All of the material below is to be restated word for word, apart from the pictures.

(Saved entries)
## BEGIN

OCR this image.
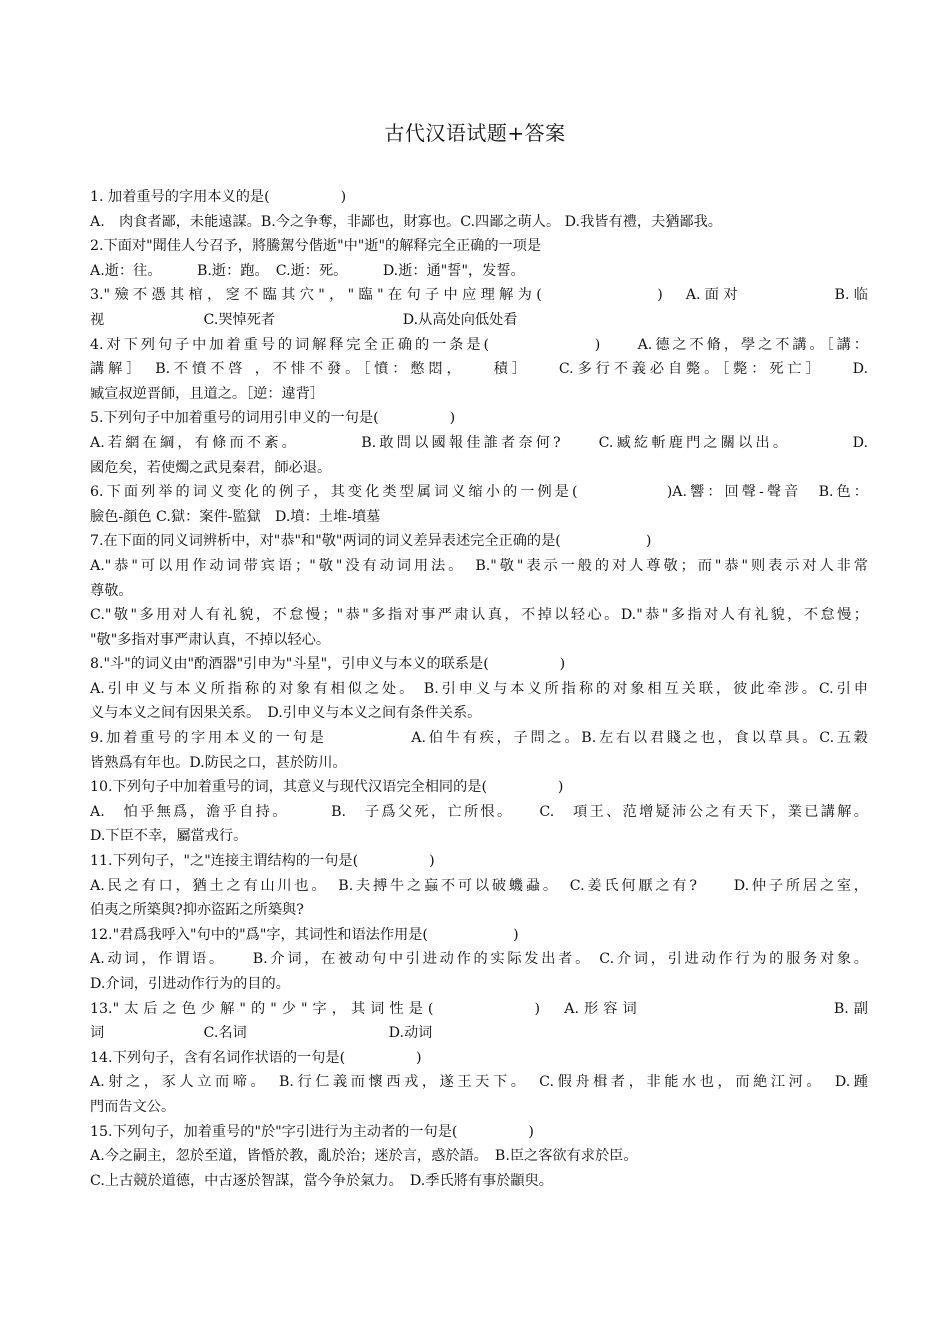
古代汉语试题+答案
1. 加着重号的字用本义的是(　　　　　)
A.　肉食者鄙，未能遠謀。B.今之争奪，非鄙也，財寡也。C.四鄙之萌人。 D.我皆有禮，夫猶鄙我。
2.下面对"聞佳人兮召予，將騰駕兮偕逝"中"逝"的解释完全正确的一项是
A.逝：往。　　　B.逝：跑。　C.逝：死。　　　D.逝：通"誓"，发誓。
3."殮不憑其棺，窆不臨其穴"，"臨"在句子中应理解为(　　　　　　)　A.面对　　　　　B.临
视　　　　　　　C.哭悼死者　　　　　　　　　D.从高处向低处看
4.对下列句子中加着重号的词解释完全正确的一条是(　　　　　　)　　A.德之不脩，學之不講。［講：
講解］　B.不憤不啓 ，不悱不發。［憤：憋悶，　　積］　　C.多行不義必自斃。［斃：死亡］　　D.
臧宣叔逆晋師，且道之。［逆：違背］
5.下列句子中加着重号的词用引申义的一句是(　　　　　)
A.若網在綱，有條而不紊。　　　　B.敢問以國報佳誰者奈何?　　C.臧紇斬鹿門之關以出。　　　　D.
國危矣，若使燭之武見秦君，師必退。
6.下面列举的词义变化的例子，其变化类型属词义缩小的一例是(　　　　　)A.響：回聲-聲音　B.色：
臉色-顔色 C.獄：案件-監獄　D.墳：土堆-墳墓
7.在下面的同义词辨析中，对"恭"和"敬"两词的词义差异表述完全正确的是(　　　　　　)
A."恭"可以用作动词带宾语；"敬"没有动词用法。　B."敬"表示一般的对人尊敬；而"恭"则表示对人非常
尊敬。
C."敬"多用对人有礼貌，不怠慢；"恭"多指对事严肃认真，不掉以轻心。D."恭"多指对人有礼貌，不怠慢；
"敬"多指对事严肃认真，不掉以轻心。
8."斗"的词义由"酌酒器"引申为"斗星"，引申义与本义的联系是(　　　　　)
A.引申义与本义所指称的对象有相似之处。 B.引申义与本义所指称的对象相互关联，彼此牵涉。C.引申
义与本义之间有因果关系。　D.引申义与本义之间有条件关系。
9.加着重号的字用本义的一句是　　　　　A.伯牛有疾，子問之。B.左右以君賤之也，食以草具。C.五穀
皆熟爲有年也。D.防民之口，甚於防川。
10.下列句子中加着重号的词，其意义与现代汉语完全相同的是(　　　　　)
A.　怕乎無爲，澹乎自持。　　　B.　子爲父死，亡所恨。　　C.　項王、范增疑沛公之有天下，業已講解。
D.下臣不幸，屬當戎行。
11.下列句子，"之"连接主谓结构的一句是(　　　　　)
A.民之有口，猶土之有山川也。　B.夫搏牛之蝱不可以破蟣蝨。　C.姜氏何厭之有?　　D.仲子所居之室，
伯夷之所築與?抑亦盜跖之所築與?
12."君爲我呼入"句中的"爲"字，其词性和语法作用是(　　　　　　)
A.动词，作谓语。　　B.介词，在被动句中引进动作的实际发出者。 C.介词，引进动作行为的服务对象。
D.介词，引进动作行为的目的。
13."太后之色少解"的"少"字，其词性是(　　　　　)　A.形容词　　　　　　　　　　B.副
词　　　　　　　C.名词　　　　　　　　　　D.动词
14.下列句子，含有名词作状语的一句是(　　　　　)
A.射之，豕人立而啼。　B.行仁義而懷西戎，遂王天下。　C.假舟楫者，非能水也，而絶江河。　D.踵
門而告文公。
15.下列句子，加着重号的"於"字引进行为主动者的一句是(　　　　　)
A.今之嗣主，忽於至道，皆惛於教，亂於治；迷於言，惑於語。　B.臣之客欲有求於臣。
C.上古競於道德，中古逐於智謀，當今争於氣力。　D.季氏將有事於顓臾。
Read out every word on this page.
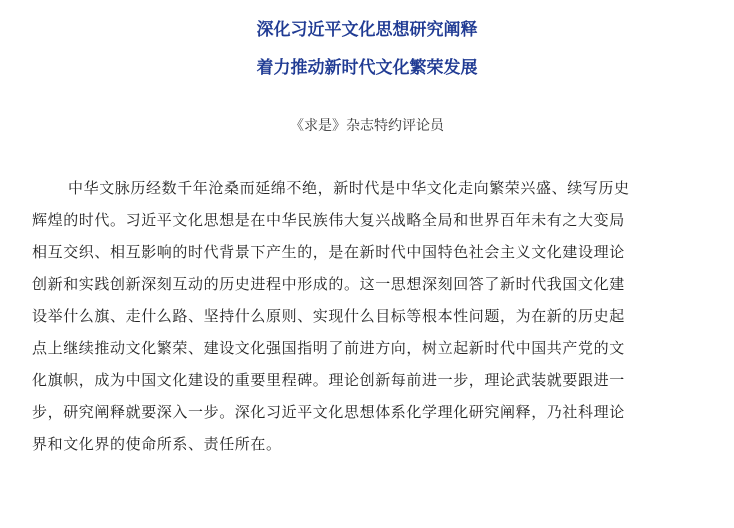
深化习近平文化思想研究阐释
着力推动新时代文化繁荣发展

《求是》杂志特约评论员

中华文脉历经数千年沧桑而延绵不绝，新时代是中华文化走向繁荣兴盛、续写历史
辉煌的时代。习近平文化思想是在中华民族伟大复兴战略全局和世界百年未有之大变局
相互交织、相互影响的时代背景下产生的，是在新时代中国特色社会主义文化建设理论
创新和实践创新深刻互动的历史进程中形成的。这一思想深刻回答了新时代我国文化建
设举什么旗、走什么路、坚持什么原则、实现什么目标等根本性问题，为在新的历史起
点上继续推动文化繁荣、建设文化强国指明了前进方向，树立起新时代中国共产党的文
化旗帜，成为中国文化建设的重要里程碑。理论创新每前进一步，理论武装就要跟进一
步，研究阐释就要深入一步。深化习近平文化思想体系化学理化研究阐释，乃社科理论
界和文化界的使命所系、责任所在。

## END

## SOLUTION TO THIS PROBLEM
OCR this image.
古代汉语试题+答案
1. 加着重号的字用本义的是(　　　　　)
A.　肉食者鄙，未能遠謀。B.今之争奪，非鄙也，財寡也。C.四鄙之萌人。 D.我皆有禮，夫猶鄙我。
2.下面对"聞佳人兮召予，將騰駕兮偕逝"中"逝"的解释完全正确的一项是
A.逝：往。　　　B.逝：跑。　C.逝：死。　　　D.逝：通"誓"，发誓。
3."殮不憑其棺，窆不臨其穴"，"臨"在句子中应理解为(　　　　　　)　A.面对　　　　　B.临
视　　　　　　　C.哭悼死者　　　　　　　　　D.从高处向低处看
4.对下列句子中加着重号的词解释完全正确的一条是(　　　　　　)　　A.德之不脩，學之不講。［講：
講解］　B.不憤不啓 ，不悱不發。［憤：憋悶，　　積］　　C.多行不義必自斃。［斃：死亡］　　D.
臧宣叔逆晋師，且道之。［逆：違背］
5.下列句子中加着重号的词用引申义的一句是(　　　　　)
A.若網在綱，有條而不紊。　　　　B.敢問以國報佳誰者奈何?　　C.臧紇斬鹿門之關以出。　　　　D.
國危矣，若使燭之武見秦君，師必退。
6.下面列举的词义变化的例子，其变化类型属词义缩小的一例是(　　　　　)A.響：回聲-聲音　B.色：
臉色-顔色 C.獄：案件-監獄　D.墳：土堆-墳墓
7.在下面的同义词辨析中，对"恭"和"敬"两词的词义差异表述完全正确的是(　　　　　　)
A."恭"可以用作动词带宾语；"敬"没有动词用法。　B."敬"表示一般的对人尊敬；而"恭"则表示对人非常
尊敬。
C."敬"多用对人有礼貌，不怠慢；"恭"多指对事严肃认真，不掉以轻心。D."恭"多指对人有礼貌，不怠慢；
"敬"多指对事严肃认真，不掉以轻心。
8."斗"的词义由"酌酒器"引申为"斗星"，引申义与本义的联系是(　　　　　)
A.引申义与本义所指称的对象有相似之处。 B.引申义与本义所指称的对象相互关联，彼此牵涉。C.引申
义与本义之间有因果关系。　D.引申义与本义之间有条件关系。
9.加着重号的字用本义的一句是　　　　　A.伯牛有疾，子問之。B.左右以君賤之也，食以草具。C.五穀
皆熟爲有年也。D.防民之口，甚於防川。
10.下列句子中加着重号的词，其意义与现代汉语完全相同的是(　　　　　)
A.　怕乎無爲，澹乎自持。　　　B.　子爲父死，亡所恨。　　C.　項王、范增疑沛公之有天下，業已講解。
D.下臣不幸，屬當戎行。
11.下列句子，"之"连接主谓结构的一句是(　　　　　)
A.民之有口，猶土之有山川也。　B.夫搏牛之蝱不可以破蟣蝨。　C.姜氏何厭之有?　　D.仲子所居之室，
伯夷之所築與?抑亦盜跖之所築與?
12."君爲我呼入"句中的"爲"字，其词性和语法作用是(　　　　　　)
A.动词，作谓语。　　B.介词，在被动句中引进动作的实际发出者。 C.介词，引进动作行为的服务对象。
D.介词，引进动作行为的目的。
13."太后之色少解"的"少"字，其词性是(　　　　　)　A.形容词　　　　　　　　　　B.副
词　　　　　　　C.名词　　　　　　　　　　D.动词
14.下列句子，含有名词作状语的一句是(　　　　　)
A.射之，豕人立而啼。　B.行仁義而懷西戎，遂王天下。　C.假舟楫者，非能水也，而絶江河。　D.踵
門而告文公。
15.下列句子，加着重号的"於"字引进行为主动者的一句是(　　　　　)
A.今之嗣主，忽於至道，皆惛於教，亂於治；迷於言，惑於語。　B.臣之客欲有求於臣。
C.上古競於道德，中古逐於智謀，當今争於氣力。　D.季氏將有事於顓臾。
Read out every word on this page.
深化习近平文化思想研究阐释
着力推动新时代文化繁荣发展

《求是》杂志特约评论员

中华文脉历经数千年沧桑而延绵不绝，新时代是中华文化走向繁荣兴盛、续写历史
辉煌的时代。习近平文化思想是在中华民族伟大复兴战略全局和世界百年未有之大变局
相互交织、相互影响的时代背景下产生的，是在新时代中国特色社会主义文化建设理论
创新和实践创新深刻互动的历史进程中形成的。这一思想深刻回答了新时代我国文化建
设举什么旗、走什么路、坚持什么原则、实现什么目标等根本性问题，为在新的历史起
点上继续推动文化繁荣、建设文化强国指明了前进方向，树立起新时代中国共产党的文
化旗帜，成为中国文化建设的重要里程碑。理论创新每前进一步，理论武装就要跟进一
步，研究阐释就要深入一步。深化习近平文化思想体系化学理化研究阐释，乃社科理论
界和文化界的使命所系、责任所在。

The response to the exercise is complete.